━━━━━ QUELLTEXT
Suburra

Schwarz dräuen Wolken über der ewigen Stadt, sintflutartiger Regen ergießt sich über die Pflasterstraßen, die Apokalypse steht bevor. Zwar scheint hier ein alttestamentarischer Gott zu zürnen, doch der Untergang Roms stellt sich mehr und mehr als nicht schicksalhaft, sondern menschlichen Ursprungs heraus. „Man-made“ im doppelten Sinne, denn die Katastrophe, die hier heranzieht, ist vor allem von Männern gemacht.

 

 

 

Männer wie der Parlamentarier Malgradi, der mit kirchlichen Würdenträgern und der Vatikan-Bank sowie mit der Mafia korrupte Geschäfte vorantreibt. Man erweist sich gegenseitig Gefallen, schert sich nicht um Moral und reibt sich in profitgeiler Vorfreude die Hände. Das aktuelle Projekt der verkommenen Bruderschaft von Strippenziehern, ein Kasinokomplex im Hafen-Vorort Ostia, läuft jedoch vollkommen aus dem Ruder. Der Tod einer minderjährigen Prostituierten, die mit einer Überdosis bei jenem Malgradi stirbt, ist der erste Dominostein, der eine fatale Ereigniskette auslöst.
━━━━━━━━━━
» ZU ERLEDIGENDE AUFGABEN
• a. In welchem Ort soll laut Quelltext der Kasinokomplex entstehen?
• b. Erkläre anhand des Quelltexts, warum der Untergang Roms als „Man-made“ im doppelten Sinne bezeichnet wird.
• c. Gib den Absatz des Quelltexts, der mit „Männer wie der Parlamentarier Malgradi“ beginnt, als kurze Stichpunktliste wieder und behalte dabei die wesentlichen Fakten bei.
Die Zeilen sind eigenständiges Material und gehören nicht zum Quelltext.
━━━━━ BEREITGESTELLTE ZEILEN
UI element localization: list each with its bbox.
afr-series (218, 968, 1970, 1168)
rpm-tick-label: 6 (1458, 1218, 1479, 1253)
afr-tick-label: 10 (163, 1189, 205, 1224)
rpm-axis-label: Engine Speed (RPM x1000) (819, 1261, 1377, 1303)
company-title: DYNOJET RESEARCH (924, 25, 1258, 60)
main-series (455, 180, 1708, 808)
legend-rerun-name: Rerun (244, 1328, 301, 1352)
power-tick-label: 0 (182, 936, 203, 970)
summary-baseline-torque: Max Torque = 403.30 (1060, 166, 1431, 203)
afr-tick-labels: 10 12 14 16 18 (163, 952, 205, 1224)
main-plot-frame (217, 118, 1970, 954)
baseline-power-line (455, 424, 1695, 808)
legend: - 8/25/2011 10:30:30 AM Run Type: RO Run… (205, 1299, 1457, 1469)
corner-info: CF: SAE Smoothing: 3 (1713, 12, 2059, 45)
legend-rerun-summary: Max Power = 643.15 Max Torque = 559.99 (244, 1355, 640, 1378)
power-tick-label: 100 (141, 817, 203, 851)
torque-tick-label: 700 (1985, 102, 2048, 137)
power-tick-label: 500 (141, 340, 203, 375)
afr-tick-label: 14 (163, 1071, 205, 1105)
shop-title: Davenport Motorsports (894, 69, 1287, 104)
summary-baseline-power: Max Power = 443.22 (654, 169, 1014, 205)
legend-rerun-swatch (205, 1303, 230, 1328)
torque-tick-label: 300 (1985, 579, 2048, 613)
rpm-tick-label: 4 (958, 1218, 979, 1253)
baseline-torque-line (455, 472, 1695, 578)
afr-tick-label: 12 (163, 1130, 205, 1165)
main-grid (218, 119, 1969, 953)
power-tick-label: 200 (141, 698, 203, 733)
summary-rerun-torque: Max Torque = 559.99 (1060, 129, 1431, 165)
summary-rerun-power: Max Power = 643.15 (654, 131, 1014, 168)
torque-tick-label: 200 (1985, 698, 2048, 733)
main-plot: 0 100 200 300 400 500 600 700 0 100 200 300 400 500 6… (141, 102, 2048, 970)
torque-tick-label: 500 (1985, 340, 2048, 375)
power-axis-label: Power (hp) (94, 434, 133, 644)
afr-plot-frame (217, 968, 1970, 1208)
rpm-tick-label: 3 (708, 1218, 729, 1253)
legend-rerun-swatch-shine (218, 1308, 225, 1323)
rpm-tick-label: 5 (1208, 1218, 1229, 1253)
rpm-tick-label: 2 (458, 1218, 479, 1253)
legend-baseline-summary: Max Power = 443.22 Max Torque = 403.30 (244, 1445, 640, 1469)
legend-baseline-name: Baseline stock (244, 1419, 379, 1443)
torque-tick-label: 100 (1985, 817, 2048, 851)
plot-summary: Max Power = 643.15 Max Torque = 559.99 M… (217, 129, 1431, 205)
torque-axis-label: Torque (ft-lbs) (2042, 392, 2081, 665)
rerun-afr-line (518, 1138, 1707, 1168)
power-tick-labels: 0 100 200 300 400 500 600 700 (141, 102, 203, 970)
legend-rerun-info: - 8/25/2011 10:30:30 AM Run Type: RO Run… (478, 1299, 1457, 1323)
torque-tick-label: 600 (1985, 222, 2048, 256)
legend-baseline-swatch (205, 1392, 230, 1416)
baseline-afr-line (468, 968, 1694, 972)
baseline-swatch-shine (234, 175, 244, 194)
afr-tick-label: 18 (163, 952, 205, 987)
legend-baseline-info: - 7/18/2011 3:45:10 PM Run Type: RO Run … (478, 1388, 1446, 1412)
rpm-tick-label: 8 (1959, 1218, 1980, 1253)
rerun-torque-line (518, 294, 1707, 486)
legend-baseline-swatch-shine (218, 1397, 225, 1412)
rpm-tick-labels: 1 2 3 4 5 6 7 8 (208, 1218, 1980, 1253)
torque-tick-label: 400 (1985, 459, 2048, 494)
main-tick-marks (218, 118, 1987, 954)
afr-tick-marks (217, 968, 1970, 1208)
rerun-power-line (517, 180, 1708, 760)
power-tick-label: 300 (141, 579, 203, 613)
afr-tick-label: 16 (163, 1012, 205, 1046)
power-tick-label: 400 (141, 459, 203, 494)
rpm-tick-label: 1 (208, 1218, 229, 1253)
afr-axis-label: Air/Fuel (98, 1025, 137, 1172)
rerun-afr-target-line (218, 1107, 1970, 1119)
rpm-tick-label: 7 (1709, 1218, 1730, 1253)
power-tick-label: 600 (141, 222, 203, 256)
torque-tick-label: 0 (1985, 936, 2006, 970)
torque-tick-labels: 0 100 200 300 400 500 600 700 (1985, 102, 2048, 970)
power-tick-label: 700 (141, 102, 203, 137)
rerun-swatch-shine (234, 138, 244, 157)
━━━━━━━━━━
» ANTWORTEN JE AUFGABE
• a. Im Hafen-Vorort Ostia.

• b. Der Untergang ist nicht schicksalhaft, sondern menschlichen Ursprungs. Zugleich ist die heranziehende Katastrophe vor allem von Männern gemacht.

• c.
- Der Parlamentarier Malgradi treibt mit kirchlichen Würdenträgern, der Vatikan-Bank und der Mafia korrupte Geschäfte voran.
- Die Beteiligten erweisen sich gegenseitig Gefallen und scheren sich nicht um Moral.
- Ihr aktuelles Projekt, ein Kasinokomplex im Hafen-Vorort Ostia, läuft völlig aus dem Ruder.
- Eine minderjährige Prostituierte stirbt bei Malgradi an einer Überdosis.
- Ihr Tod löst eine fatale Ereigniskette aus.